The request: Transcribe the listing exactly, leaving out every picture.

┌──

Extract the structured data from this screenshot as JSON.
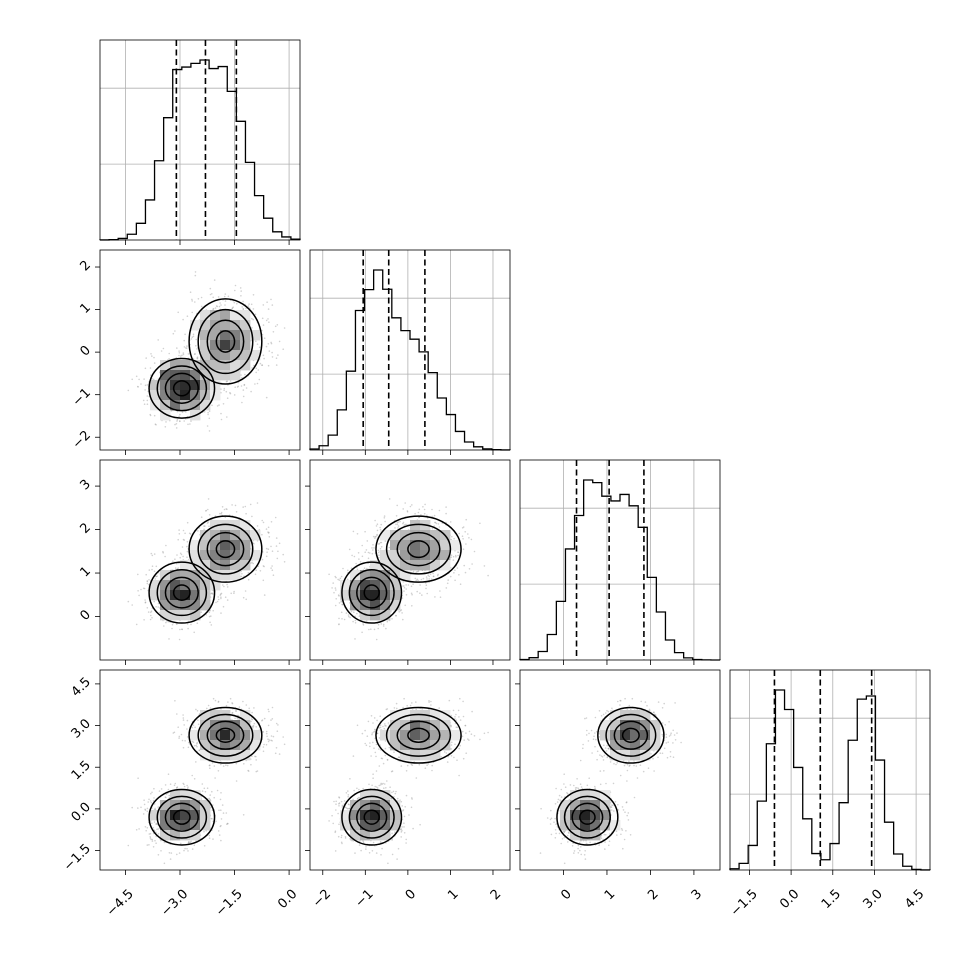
{
  "chart_data": {
    "type": "corner",
    "n_params": 4,
    "colors": {
      "line": "#000000",
      "points": "#9a9a9a",
      "grid": "#b0b0b0"
    },
    "params": [
      {
        "lim": [
          -5.2,
          0.3
        ],
        "ticks": [
          -4.5,
          -3.0,
          -1.5,
          0.0
        ],
        "tick_labels": [
          "−4.5",
          "−3.0",
          "−1.5",
          "0.0"
        ],
        "quantiles": [
          -3.1,
          -2.3,
          -1.45
        ],
        "modes": [
          {
            "w": 0.5,
            "m": -2.9,
            "s": 0.55
          },
          {
            "w": 0.5,
            "m": -1.75,
            "s": 0.6
          }
        ]
      },
      {
        "lim": [
          -2.3,
          2.4
        ],
        "ticks": [
          -2,
          -1,
          0,
          1,
          2
        ],
        "tick_labels": [
          "−2",
          "−1",
          "0",
          "1",
          "2"
        ],
        "quantiles": [
          -1.05,
          -0.45,
          0.4
        ],
        "modes": [
          {
            "w": 0.55,
            "m": -0.85,
            "s": 0.42
          },
          {
            "w": 0.45,
            "m": 0.2,
            "s": 0.55
          }
        ]
      },
      {
        "lim": [
          -1.0,
          3.6
        ],
        "ticks": [
          0,
          1,
          2,
          3
        ],
        "tick_labels": [
          "0",
          "1",
          "2",
          "3"
        ],
        "quantiles": [
          0.3,
          1.05,
          1.85
        ],
        "modes": [
          {
            "w": 0.5,
            "m": 0.55,
            "s": 0.42
          },
          {
            "w": 0.5,
            "m": 1.55,
            "s": 0.45
          }
        ]
      },
      {
        "lim": [
          -2.2,
          5.0
        ],
        "ticks": [
          -1.5,
          0.0,
          1.5,
          3.0,
          4.5
        ],
        "tick_labels": [
          "−1.5",
          "0.0",
          "1.5",
          "3.0",
          "4.5"
        ],
        "quantiles": [
          -0.6,
          1.05,
          2.9
        ],
        "modes": [
          {
            "w": 0.5,
            "m": -0.3,
            "s": 0.55
          },
          {
            "w": 0.5,
            "m": 2.65,
            "s": 0.55
          }
        ]
      }
    ],
    "joint_clusters": [
      {
        "weight": 0.5,
        "mean": [
          -2.95,
          -0.85,
          0.55,
          -0.3
        ],
        "sd": [
          0.45,
          0.35,
          0.35,
          0.5
        ]
      },
      {
        "weight": 0.5,
        "mean": [
          -1.75,
          0.25,
          1.55,
          2.65
        ],
        "sd": [
          0.5,
          0.5,
          0.38,
          0.5
        ]
      }
    ]
  }
}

└──

Solution for this exercise:
Extract the structured data from this screenshot as JSON.
{
  "chart_data": {
    "type": "corner",
    "n_params": 4,
    "colors": {
      "line": "#000000",
      "points": "#9a9a9a",
      "grid": "#b0b0b0"
    },
    "params": [
      {
        "lim": [
          -5.2,
          0.3
        ],
        "ticks": [
          -4.5,
          -3.0,
          -1.5,
          0.0
        ],
        "tick_labels": [
          "−4.5",
          "−3.0",
          "−1.5",
          "0.0"
        ],
        "quantiles": [
          -3.1,
          -2.3,
          -1.45
        ],
        "modes": [
          {
            "w": 0.5,
            "m": -2.9,
            "s": 0.55
          },
          {
            "w": 0.5,
            "m": -1.75,
            "s": 0.6
          }
        ]
      },
      {
        "lim": [
          -2.3,
          2.4
        ],
        "ticks": [
          -2,
          -1,
          0,
          1,
          2
        ],
        "tick_labels": [
          "−2",
          "−1",
          "0",
          "1",
          "2"
        ],
        "quantiles": [
          -1.05,
          -0.45,
          0.4
        ],
        "modes": [
          {
            "w": 0.55,
            "m": -0.85,
            "s": 0.42
          },
          {
            "w": 0.45,
            "m": 0.2,
            "s": 0.55
          }
        ]
      },
      {
        "lim": [
          -1.0,
          3.6
        ],
        "ticks": [
          0,
          1,
          2,
          3
        ],
        "tick_labels": [
          "0",
          "1",
          "2",
          "3"
        ],
        "quantiles": [
          0.3,
          1.05,
          1.85
        ],
        "modes": [
          {
            "w": 0.5,
            "m": 0.55,
            "s": 0.42
          },
          {
            "w": 0.5,
            "m": 1.55,
            "s": 0.45
          }
        ]
      },
      {
        "lim": [
          -2.2,
          5.0
        ],
        "ticks": [
          -1.5,
          0.0,
          1.5,
          3.0,
          4.5
        ],
        "tick_labels": [
          "−1.5",
          "0.0",
          "1.5",
          "3.0",
          "4.5"
        ],
        "quantiles": [
          -0.6,
          1.05,
          2.9
        ],
        "modes": [
          {
            "w": 0.5,
            "m": -0.3,
            "s": 0.55
          },
          {
            "w": 0.5,
            "m": 2.65,
            "s": 0.55
          }
        ]
      }
    ],
    "joint_clusters": [
      {
        "weight": 0.5,
        "mean": [
          -2.95,
          -0.85,
          0.55,
          -0.3
        ],
        "sd": [
          0.45,
          0.35,
          0.35,
          0.5
        ]
      },
      {
        "weight": 0.5,
        "mean": [
          -1.75,
          0.25,
          1.55,
          2.65
        ],
        "sd": [
          0.5,
          0.5,
          0.38,
          0.5
        ]
      }
    ]
  }
}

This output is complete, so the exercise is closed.